→ Entries
------------------------------

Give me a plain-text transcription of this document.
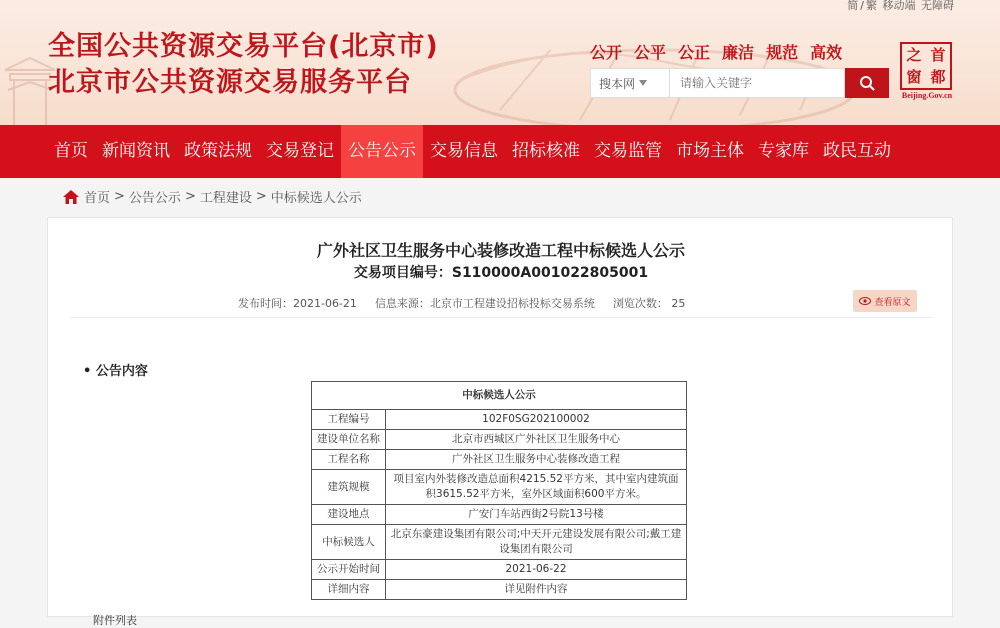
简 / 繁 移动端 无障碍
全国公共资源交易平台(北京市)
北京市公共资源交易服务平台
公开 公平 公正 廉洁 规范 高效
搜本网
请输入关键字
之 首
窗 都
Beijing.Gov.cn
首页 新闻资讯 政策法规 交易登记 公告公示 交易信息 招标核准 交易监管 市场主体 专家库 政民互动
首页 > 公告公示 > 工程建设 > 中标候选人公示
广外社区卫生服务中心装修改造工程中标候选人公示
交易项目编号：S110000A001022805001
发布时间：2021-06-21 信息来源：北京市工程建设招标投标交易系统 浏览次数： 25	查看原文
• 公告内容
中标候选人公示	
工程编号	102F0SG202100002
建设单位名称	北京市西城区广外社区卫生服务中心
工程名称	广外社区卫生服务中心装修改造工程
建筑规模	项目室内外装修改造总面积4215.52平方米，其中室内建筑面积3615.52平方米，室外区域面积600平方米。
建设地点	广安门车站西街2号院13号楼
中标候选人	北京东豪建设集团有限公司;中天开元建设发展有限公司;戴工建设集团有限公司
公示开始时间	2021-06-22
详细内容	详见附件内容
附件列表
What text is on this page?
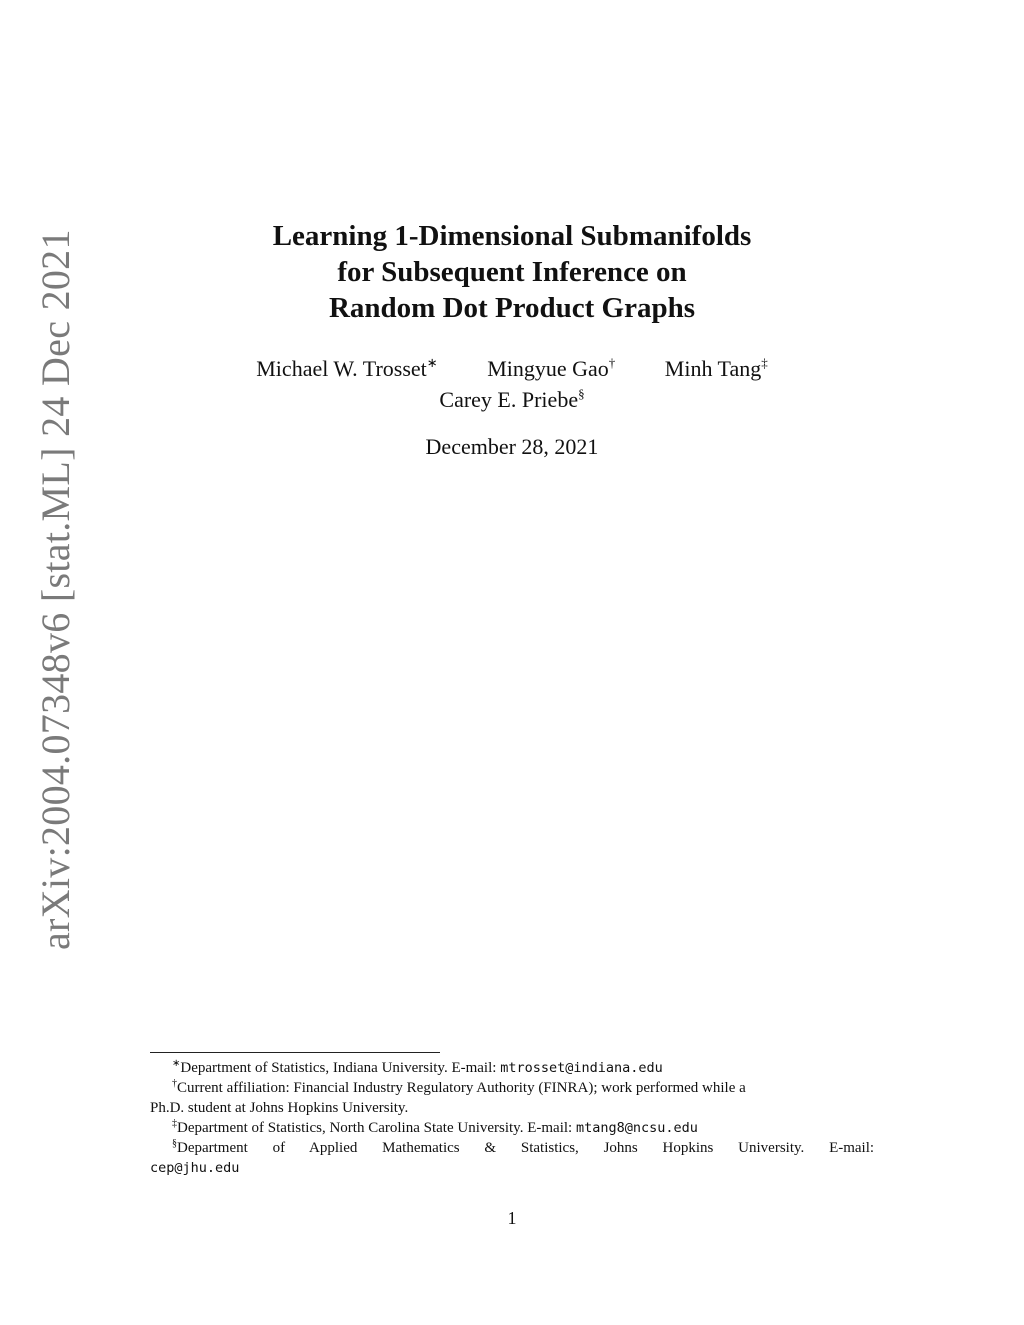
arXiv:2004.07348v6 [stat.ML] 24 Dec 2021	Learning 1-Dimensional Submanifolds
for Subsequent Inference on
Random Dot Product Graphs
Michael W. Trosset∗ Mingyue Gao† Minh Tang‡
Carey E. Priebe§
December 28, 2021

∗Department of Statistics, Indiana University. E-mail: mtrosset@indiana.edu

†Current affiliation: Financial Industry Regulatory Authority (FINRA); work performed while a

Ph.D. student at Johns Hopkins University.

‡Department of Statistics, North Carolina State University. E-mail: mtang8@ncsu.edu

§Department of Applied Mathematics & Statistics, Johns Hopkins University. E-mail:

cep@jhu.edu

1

------------------------------

→ Direction
Every line should be retyped exactly, with the pictures omitted.

→ Final result
Give me a plain-text transcription of this document.
简 / 繁 移动端 无障碍
全国公共资源交易平台(北京市)
北京市公共资源交易服务平台
公开 公平 公正 廉洁 规范 高效
搜本网
请输入关键字
之 首
窗 都
Beijing.Gov.cn
首页 新闻资讯 政策法规 交易登记 公告公示 交易信息 招标核准 交易监管 市场主体 专家库 政民互动
首页 > 公告公示 > 工程建设 > 中标候选人公示
广外社区卫生服务中心装修改造工程中标候选人公示
交易项目编号：S110000A001022805001
发布时间：2021-06-21 信息来源：北京市工程建设招标投标交易系统 浏览次数： 25	查看原文
• 公告内容
中标候选人公示	
工程编号	102F0SG202100002
建设单位名称	北京市西城区广外社区卫生服务中心
工程名称	广外社区卫生服务中心装修改造工程
建筑规模	项目室内外装修改造总面积4215.52平方米，其中室内建筑面积3615.52平方米，室外区域面积600平方米。
建设地点	广安门车站西街2号院13号楼
中标候选人	北京东豪建设集团有限公司;中天开元建设发展有限公司;戴工建设集团有限公司
公示开始时间	2021-06-22
详细内容	详见附件内容
附件列表
What text is on this page?
arXiv:2004.07348v6 [stat.ML] 24 Dec 2021	Learning 1-Dimensional Submanifolds
for Subsequent Inference on
Random Dot Product Graphs
Michael W. Trosset∗ Mingyue Gao† Minh Tang‡
Carey E. Priebe§
December 28, 2021

∗Department of Statistics, Indiana University. E-mail: mtrosset@indiana.edu

†Current affiliation: Financial Industry Regulatory Authority (FINRA); work performed while a

Ph.D. student at Johns Hopkins University.

‡Department of Statistics, North Carolina State University. E-mail: mtang8@ncsu.edu

§Department of Applied Mathematics & Statistics, Johns Hopkins University. E-mail:

cep@jhu.edu

1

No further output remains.